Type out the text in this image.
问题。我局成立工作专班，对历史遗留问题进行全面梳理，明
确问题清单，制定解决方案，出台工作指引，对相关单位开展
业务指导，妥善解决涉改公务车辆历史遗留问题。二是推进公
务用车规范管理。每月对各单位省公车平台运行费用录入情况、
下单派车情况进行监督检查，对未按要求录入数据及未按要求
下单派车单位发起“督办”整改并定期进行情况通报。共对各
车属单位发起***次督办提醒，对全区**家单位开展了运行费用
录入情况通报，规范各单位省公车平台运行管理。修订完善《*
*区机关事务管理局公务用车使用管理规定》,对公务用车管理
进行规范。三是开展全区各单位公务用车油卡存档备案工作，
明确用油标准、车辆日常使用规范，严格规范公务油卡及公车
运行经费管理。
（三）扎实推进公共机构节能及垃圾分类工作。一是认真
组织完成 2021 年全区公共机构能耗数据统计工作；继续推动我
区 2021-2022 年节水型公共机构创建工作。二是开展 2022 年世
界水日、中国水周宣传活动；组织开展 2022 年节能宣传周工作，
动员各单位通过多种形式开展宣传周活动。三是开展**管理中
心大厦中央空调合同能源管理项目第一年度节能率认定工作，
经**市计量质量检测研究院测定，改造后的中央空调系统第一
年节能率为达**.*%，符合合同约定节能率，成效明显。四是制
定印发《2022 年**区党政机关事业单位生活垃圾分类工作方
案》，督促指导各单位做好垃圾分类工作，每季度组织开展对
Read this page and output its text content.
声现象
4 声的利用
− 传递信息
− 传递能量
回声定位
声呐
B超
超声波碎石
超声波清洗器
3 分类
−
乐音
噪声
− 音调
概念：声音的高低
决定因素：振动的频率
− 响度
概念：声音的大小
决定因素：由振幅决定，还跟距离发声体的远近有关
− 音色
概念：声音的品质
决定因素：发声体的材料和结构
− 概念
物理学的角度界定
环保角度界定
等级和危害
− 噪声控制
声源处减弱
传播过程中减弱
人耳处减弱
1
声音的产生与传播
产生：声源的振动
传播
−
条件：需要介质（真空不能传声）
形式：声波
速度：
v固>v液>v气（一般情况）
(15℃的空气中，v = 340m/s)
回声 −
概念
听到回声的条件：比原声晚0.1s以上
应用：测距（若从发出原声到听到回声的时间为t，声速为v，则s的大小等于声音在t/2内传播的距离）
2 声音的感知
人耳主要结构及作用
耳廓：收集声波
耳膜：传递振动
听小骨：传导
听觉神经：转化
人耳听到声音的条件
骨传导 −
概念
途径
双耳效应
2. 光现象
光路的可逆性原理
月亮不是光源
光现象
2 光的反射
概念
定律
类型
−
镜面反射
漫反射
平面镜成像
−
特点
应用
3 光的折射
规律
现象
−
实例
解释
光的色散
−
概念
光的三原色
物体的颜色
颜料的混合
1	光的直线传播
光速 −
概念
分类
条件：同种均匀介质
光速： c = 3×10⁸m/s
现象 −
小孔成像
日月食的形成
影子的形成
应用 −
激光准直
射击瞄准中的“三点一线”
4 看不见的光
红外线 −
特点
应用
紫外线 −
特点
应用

What you should do ::
Write out the full set of records exactly as given.

Complete answer ::
Type out the text in this image.
问题。我局成立工作专班，对历史遗留问题进行全面梳理，明
确问题清单，制定解决方案，出台工作指引，对相关单位开展
业务指导，妥善解决涉改公务车辆历史遗留问题。二是推进公
务用车规范管理。每月对各单位省公车平台运行费用录入情况、
下单派车情况进行监督检查，对未按要求录入数据及未按要求
下单派车单位发起“督办”整改并定期进行情况通报。共对各
车属单位发起***次督办提醒，对全区**家单位开展了运行费用
录入情况通报，规范各单位省公车平台运行管理。修订完善《*
*区机关事务管理局公务用车使用管理规定》,对公务用车管理
进行规范。三是开展全区各单位公务用车油卡存档备案工作，
明确用油标准、车辆日常使用规范，严格规范公务油卡及公车
运行经费管理。
（三）扎实推进公共机构节能及垃圾分类工作。一是认真
组织完成 2021 年全区公共机构能耗数据统计工作；继续推动我
区 2021-2022 年节水型公共机构创建工作。二是开展 2022 年世
界水日、中国水周宣传活动；组织开展 2022 年节能宣传周工作，
动员各单位通过多种形式开展宣传周活动。三是开展**管理中
心大厦中央空调合同能源管理项目第一年度节能率认定工作，
经**市计量质量检测研究院测定，改造后的中央空调系统第一
年节能率为达**.*%，符合合同约定节能率，成效明显。四是制
定印发《2022 年**区党政机关事业单位生活垃圾分类工作方
案》，督促指导各单位做好垃圾分类工作，每季度组织开展对
Read this page and output its text content.
声现象
4 声的利用
− 传递信息
− 传递能量
回声定位
声呐
B超
超声波碎石
超声波清洗器
3 分类
−
乐音
噪声
− 音调
概念：声音的高低
决定因素：振动的频率
− 响度
概念：声音的大小
决定因素：由振幅决定，还跟距离发声体的远近有关
− 音色
概念：声音的品质
决定因素：发声体的材料和结构
− 概念
物理学的角度界定
环保角度界定
等级和危害
− 噪声控制
声源处减弱
传播过程中减弱
人耳处减弱
1
声音的产生与传播
产生：声源的振动
传播
−
条件：需要介质（真空不能传声）
形式：声波
速度：
v固>v液>v气（一般情况）
(15℃的空气中，v = 340m/s)
回声 −
概念
听到回声的条件：比原声晚0.1s以上
应用：测距（若从发出原声到听到回声的时间为t，声速为v，则s的大小等于声音在t/2内传播的距离）
2 声音的感知
人耳主要结构及作用
耳廓：收集声波
耳膜：传递振动
听小骨：传导
听觉神经：转化
人耳听到声音的条件
骨传导 −
概念
途径
双耳效应
2. 光现象
光路的可逆性原理
月亮不是光源
光现象
2 光的反射
概念
定律
类型
−
镜面反射
漫反射
平面镜成像
−
特点
应用
3 光的折射
规律
现象
−
实例
解释
光的色散
−
概念
光的三原色
物体的颜色
颜料的混合
1	光的直线传播
光速 −
概念
分类
条件：同种均匀介质
光速： c = 3×10⁸m/s
现象 −
小孔成像
日月食的形成
影子的形成
应用 −
激光准直
射击瞄准中的“三点一线”
4 看不见的光
红外线 −
特点
应用
紫外线 −
特点
应用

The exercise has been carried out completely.